Directions
Without the pictures, copy all the entries below exactly.

──────── Data in this exercise

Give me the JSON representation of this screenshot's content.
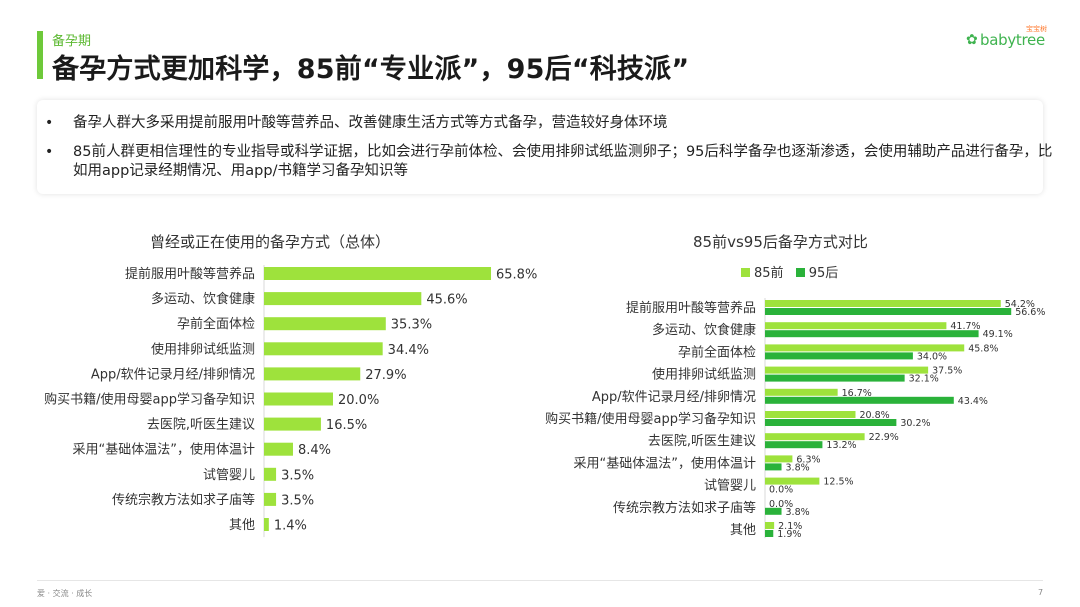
{
  "header": {
    "section_label": "备孕期",
    "title": "备孕方式更加科学，85前“专业派”，95后“科技派”",
    "logo_text": "babytree",
    "logo_cn": "宝宝树"
  },
  "summary": {
    "bullets": [
      "备孕人群大多采用提前服用叶酸等营养品、改善健康生活方式等方式备孕，营造较好身体环境",
      "85前人群更相信理性的专业指导或科学证据，比如会进行孕前体检、会使用排卵试纸监测卵子；95后科学备孕也逐渐渗透，会使用辅助产品进行备孕，比如用app记录经期情况、用app/书籍学习备孕知识等"
    ]
  },
  "colors": {
    "accent": "#6ec93a",
    "light_green": "#9ee23c",
    "dark_green": "#2ab23a"
  },
  "chart_data": [
    {
      "type": "bar",
      "orientation": "horizontal",
      "title": "曾经或正在使用的备孕方式（总体）",
      "categories": [
        "提前服用叶酸等营养品",
        "多运动、饮食健康",
        "孕前全面体检",
        "使用排卵试纸监测",
        "App/软件记录月经/排卵情况",
        "购买书籍/使用母婴app学习备孕知识",
        "去医院,听医生建议",
        "采用“基础体温法”，使用体温计",
        "试管婴儿",
        "传统宗教方法如求子庙等",
        "其他"
      ],
      "values": [
        65.8,
        45.6,
        35.3,
        34.4,
        27.9,
        20.0,
        16.5,
        8.4,
        3.5,
        3.5,
        1.4
      ],
      "labels": [
        "65.8%",
        "45.6%",
        "35.3%",
        "34.4%",
        "27.9%",
        "20.0%",
        "16.5%",
        "8.4%",
        "3.5%",
        "3.5%",
        "1.4%"
      ],
      "xlim": [
        0,
        100
      ],
      "grid": false
    },
    {
      "type": "bar",
      "orientation": "horizontal",
      "title": "85前vs95后备孕方式对比",
      "categories": [
        "提前服用叶酸等营养品",
        "多运动、饮食健康",
        "孕前全面体检",
        "使用排卵试纸监测",
        "App/软件记录月经/排卵情况",
        "购买书籍/使用母婴app学习备孕知识",
        "去医院,听医生建议",
        "采用“基础体温法”，使用体温计",
        "试管婴儿",
        "传统宗教方法如求子庙等",
        "其他"
      ],
      "series": [
        {
          "name": "85前",
          "values": [
            54.2,
            41.7,
            45.8,
            37.5,
            16.7,
            20.8,
            22.9,
            6.3,
            12.5,
            0.0,
            2.1
          ],
          "labels": [
            "54.2%",
            "41.7%",
            "45.8%",
            "37.5%",
            "16.7%",
            "20.8%",
            "22.9%",
            "6.3%",
            "12.5%",
            "0.0%",
            "2.1%"
          ]
        },
        {
          "name": "95后",
          "values": [
            56.6,
            49.1,
            34.0,
            32.1,
            43.4,
            30.2,
            13.2,
            3.8,
            0.0,
            3.8,
            1.9
          ],
          "labels": [
            "56.6%",
            "49.1%",
            "34.0%",
            "32.1%",
            "43.4%",
            "30.2%",
            "13.2%",
            "3.8%",
            "0.0%",
            "3.8%",
            "1.9%"
          ]
        }
      ],
      "xlim": [
        0,
        100
      ],
      "legend": "top-left",
      "grid": false
    }
  ],
  "footer": {
    "tagline": "爱 · 交流 · 成长",
    "page_number": "7"
  }
}
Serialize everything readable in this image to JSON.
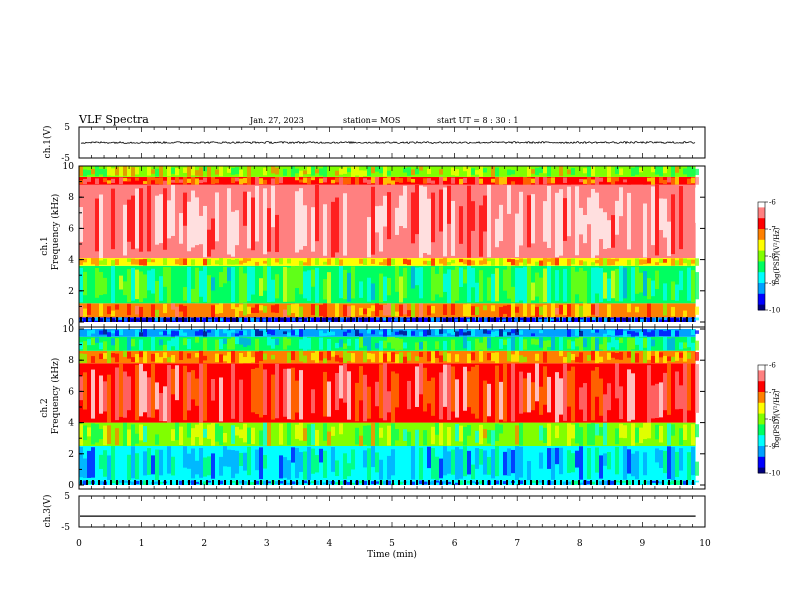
{
  "header": {
    "title": "VLF Spectra",
    "date": "Jan. 27, 2023",
    "station": "station= MOS",
    "start": "start  UT =  8 : 30 : 1"
  },
  "colors": {
    "scale": [
      "#000080",
      "#0000ff",
      "#00a0ff",
      "#00ffff",
      "#00ff60",
      "#80ff00",
      "#ffff00",
      "#ff8000",
      "#ff0000",
      "#ff8080",
      "#ffffff"
    ],
    "waveform": "#000000",
    "axes": "#000000"
  },
  "chart_data": {
    "type": "heatmap",
    "x_axis": {
      "label": "Time  (min)",
      "range": [
        0,
        10
      ],
      "ticks": [
        "0",
        "1",
        "2",
        "3",
        "4",
        "5",
        "6",
        "7",
        "8",
        "9",
        "10"
      ],
      "data_end": 9.85
    },
    "panels": [
      {
        "name": "waveform1",
        "type": "line",
        "ylabel": "ch.1(V)",
        "ylim": [
          -5,
          5
        ],
        "yticks": [
          "5",
          "-5"
        ],
        "level": 0.0,
        "noise_amplitude": 0.3
      },
      {
        "name": "spectrogram1",
        "type": "heatmap",
        "ylabel_top": "ch.1",
        "ylabel": "Frequency  (kHz)",
        "ylim": [
          0,
          10
        ],
        "yticks": [
          "10",
          "8",
          "6",
          "4",
          "2",
          "0"
        ],
        "colorbar": {
          "label": "log(PSD)(V²/Hz)",
          "range": [
            -10,
            -6
          ],
          "ticks": [
            "-6",
            "-7",
            "-8",
            "-9",
            "-10"
          ]
        },
        "bands": [
          {
            "freq_khz": [
              0,
              0.3
            ],
            "log_psd": -9.5
          },
          {
            "freq_khz": [
              0.3,
              1.2
            ],
            "log_psd": -7.2
          },
          {
            "freq_khz": [
              1.2,
              3.6
            ],
            "log_psd": -8.4
          },
          {
            "freq_khz": [
              3.6,
              4.1
            ],
            "log_psd": -7.5
          },
          {
            "freq_khz": [
              4.1,
              8.8
            ],
            "log_psd": -6.3
          },
          {
            "freq_khz": [
              8.8,
              9.3
            ],
            "log_psd": -7.0
          },
          {
            "freq_khz": [
              9.3,
              10
            ],
            "log_psd": -7.9
          }
        ]
      },
      {
        "name": "spectrogram2",
        "type": "heatmap",
        "ylabel_top": "ch.2",
        "ylabel": "Frequency  (kHz)",
        "ylim": [
          0,
          10
        ],
        "yticks": [
          "10",
          "8",
          "6",
          "4",
          "2",
          "0"
        ],
        "colorbar": {
          "label": "log(PSD)(V²/Hz)",
          "range": [
            -10,
            -6
          ],
          "ticks": [
            "-6",
            "-7",
            "-8",
            "-9",
            "-10"
          ]
        },
        "bands": [
          {
            "freq_khz": [
              0,
              0.3
            ],
            "log_psd": -9.0
          },
          {
            "freq_khz": [
              0.3,
              2.5
            ],
            "log_psd": -8.9
          },
          {
            "freq_khz": [
              2.5,
              4.0
            ],
            "log_psd": -8.0
          },
          {
            "freq_khz": [
              4.0,
              7.8
            ],
            "log_psd": -6.7
          },
          {
            "freq_khz": [
              7.8,
              8.6
            ],
            "log_psd": -7.3
          },
          {
            "freq_khz": [
              8.6,
              9.5
            ],
            "log_psd": -8.5
          },
          {
            "freq_khz": [
              9.5,
              10
            ],
            "log_psd": -9.3
          }
        ]
      },
      {
        "name": "waveform3",
        "type": "line",
        "ylabel": "ch.3(V)",
        "ylim": [
          -5,
          5
        ],
        "yticks": [
          "5",
          "-5"
        ],
        "level": -1.5,
        "noise_amplitude": 0.0
      }
    ]
  }
}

────────────────

Response to this exercise
Give me the JSON representation of this screenshot's content.
{
  "header": {
    "section_label": "备孕期",
    "title": "备孕方式更加科学，85前“专业派”，95后“科技派”",
    "logo_text": "babytree",
    "logo_cn": "宝宝树"
  },
  "summary": {
    "bullets": [
      "备孕人群大多采用提前服用叶酸等营养品、改善健康生活方式等方式备孕，营造较好身体环境",
      "85前人群更相信理性的专业指导或科学证据，比如会进行孕前体检、会使用排卵试纸监测卵子；95后科学备孕也逐渐渗透，会使用辅助产品进行备孕，比如用app记录经期情况、用app/书籍学习备孕知识等"
    ]
  },
  "colors": {
    "accent": "#6ec93a",
    "light_green": "#9ee23c",
    "dark_green": "#2ab23a"
  },
  "chart_data": [
    {
      "type": "bar",
      "orientation": "horizontal",
      "title": "曾经或正在使用的备孕方式（总体）",
      "categories": [
        "提前服用叶酸等营养品",
        "多运动、饮食健康",
        "孕前全面体检",
        "使用排卵试纸监测",
        "App/软件记录月经/排卵情况",
        "购买书籍/使用母婴app学习备孕知识",
        "去医院,听医生建议",
        "采用“基础体温法”，使用体温计",
        "试管婴儿",
        "传统宗教方法如求子庙等",
        "其他"
      ],
      "values": [
        65.8,
        45.6,
        35.3,
        34.4,
        27.9,
        20.0,
        16.5,
        8.4,
        3.5,
        3.5,
        1.4
      ],
      "labels": [
        "65.8%",
        "45.6%",
        "35.3%",
        "34.4%",
        "27.9%",
        "20.0%",
        "16.5%",
        "8.4%",
        "3.5%",
        "3.5%",
        "1.4%"
      ],
      "xlim": [
        0,
        100
      ],
      "grid": false
    },
    {
      "type": "bar",
      "orientation": "horizontal",
      "title": "85前vs95后备孕方式对比",
      "categories": [
        "提前服用叶酸等营养品",
        "多运动、饮食健康",
        "孕前全面体检",
        "使用排卵试纸监测",
        "App/软件记录月经/排卵情况",
        "购买书籍/使用母婴app学习备孕知识",
        "去医院,听医生建议",
        "采用“基础体温法”，使用体温计",
        "试管婴儿",
        "传统宗教方法如求子庙等",
        "其他"
      ],
      "series": [
        {
          "name": "85前",
          "values": [
            54.2,
            41.7,
            45.8,
            37.5,
            16.7,
            20.8,
            22.9,
            6.3,
            12.5,
            0.0,
            2.1
          ],
          "labels": [
            "54.2%",
            "41.7%",
            "45.8%",
            "37.5%",
            "16.7%",
            "20.8%",
            "22.9%",
            "6.3%",
            "12.5%",
            "0.0%",
            "2.1%"
          ]
        },
        {
          "name": "95后",
          "values": [
            56.6,
            49.1,
            34.0,
            32.1,
            43.4,
            30.2,
            13.2,
            3.8,
            0.0,
            3.8,
            1.9
          ],
          "labels": [
            "56.6%",
            "49.1%",
            "34.0%",
            "32.1%",
            "43.4%",
            "30.2%",
            "13.2%",
            "3.8%",
            "0.0%",
            "3.8%",
            "1.9%"
          ]
        }
      ],
      "xlim": [
        0,
        100
      ],
      "legend": "top-left",
      "grid": false
    }
  ],
  "footer": {
    "tagline": "爱 · 交流 · 成长",
    "page_number": "7"
  }
}
Serialize everything readable in this image to JSON.
{
  "header": {
    "title": "VLF Spectra",
    "date": "Jan. 27, 2023",
    "station": "station= MOS",
    "start": "start  UT =  8 : 30 : 1"
  },
  "colors": {
    "scale": [
      "#000080",
      "#0000ff",
      "#00a0ff",
      "#00ffff",
      "#00ff60",
      "#80ff00",
      "#ffff00",
      "#ff8000",
      "#ff0000",
      "#ff8080",
      "#ffffff"
    ],
    "waveform": "#000000",
    "axes": "#000000"
  },
  "chart_data": {
    "type": "heatmap",
    "x_axis": {
      "label": "Time  (min)",
      "range": [
        0,
        10
      ],
      "ticks": [
        "0",
        "1",
        "2",
        "3",
        "4",
        "5",
        "6",
        "7",
        "8",
        "9",
        "10"
      ],
      "data_end": 9.85
    },
    "panels": [
      {
        "name": "waveform1",
        "type": "line",
        "ylabel": "ch.1(V)",
        "ylim": [
          -5,
          5
        ],
        "yticks": [
          "5",
          "-5"
        ],
        "level": 0.0,
        "noise_amplitude": 0.3
      },
      {
        "name": "spectrogram1",
        "type": "heatmap",
        "ylabel_top": "ch.1",
        "ylabel": "Frequency  (kHz)",
        "ylim": [
          0,
          10
        ],
        "yticks": [
          "10",
          "8",
          "6",
          "4",
          "2",
          "0"
        ],
        "colorbar": {
          "label": "log(PSD)(V²/Hz)",
          "range": [
            -10,
            -6
          ],
          "ticks": [
            "-6",
            "-7",
            "-8",
            "-9",
            "-10"
          ]
        },
        "bands": [
          {
            "freq_khz": [
              0,
              0.3
            ],
            "log_psd": -9.5
          },
          {
            "freq_khz": [
              0.3,
              1.2
            ],
            "log_psd": -7.2
          },
          {
            "freq_khz": [
              1.2,
              3.6
            ],
            "log_psd": -8.4
          },
          {
            "freq_khz": [
              3.6,
              4.1
            ],
            "log_psd": -7.5
          },
          {
            "freq_khz": [
              4.1,
              8.8
            ],
            "log_psd": -6.3
          },
          {
            "freq_khz": [
              8.8,
              9.3
            ],
            "log_psd": -7.0
          },
          {
            "freq_khz": [
              9.3,
              10
            ],
            "log_psd": -7.9
          }
        ]
      },
      {
        "name": "spectrogram2",
        "type": "heatmap",
        "ylabel_top": "ch.2",
        "ylabel": "Frequency  (kHz)",
        "ylim": [
          0,
          10
        ],
        "yticks": [
          "10",
          "8",
          "6",
          "4",
          "2",
          "0"
        ],
        "colorbar": {
          "label": "log(PSD)(V²/Hz)",
          "range": [
            -10,
            -6
          ],
          "ticks": [
            "-6",
            "-7",
            "-8",
            "-9",
            "-10"
          ]
        },
        "bands": [
          {
            "freq_khz": [
              0,
              0.3
            ],
            "log_psd": -9.0
          },
          {
            "freq_khz": [
              0.3,
              2.5
            ],
            "log_psd": -8.9
          },
          {
            "freq_khz": [
              2.5,
              4.0
            ],
            "log_psd": -8.0
          },
          {
            "freq_khz": [
              4.0,
              7.8
            ],
            "log_psd": -6.7
          },
          {
            "freq_khz": [
              7.8,
              8.6
            ],
            "log_psd": -7.3
          },
          {
            "freq_khz": [
              8.6,
              9.5
            ],
            "log_psd": -8.5
          },
          {
            "freq_khz": [
              9.5,
              10
            ],
            "log_psd": -9.3
          }
        ]
      },
      {
        "name": "waveform3",
        "type": "line",
        "ylabel": "ch.3(V)",
        "ylim": [
          -5,
          5
        ],
        "yticks": [
          "5",
          "-5"
        ],
        "level": -1.5,
        "noise_amplitude": 0.0
      }
    ]
  }
}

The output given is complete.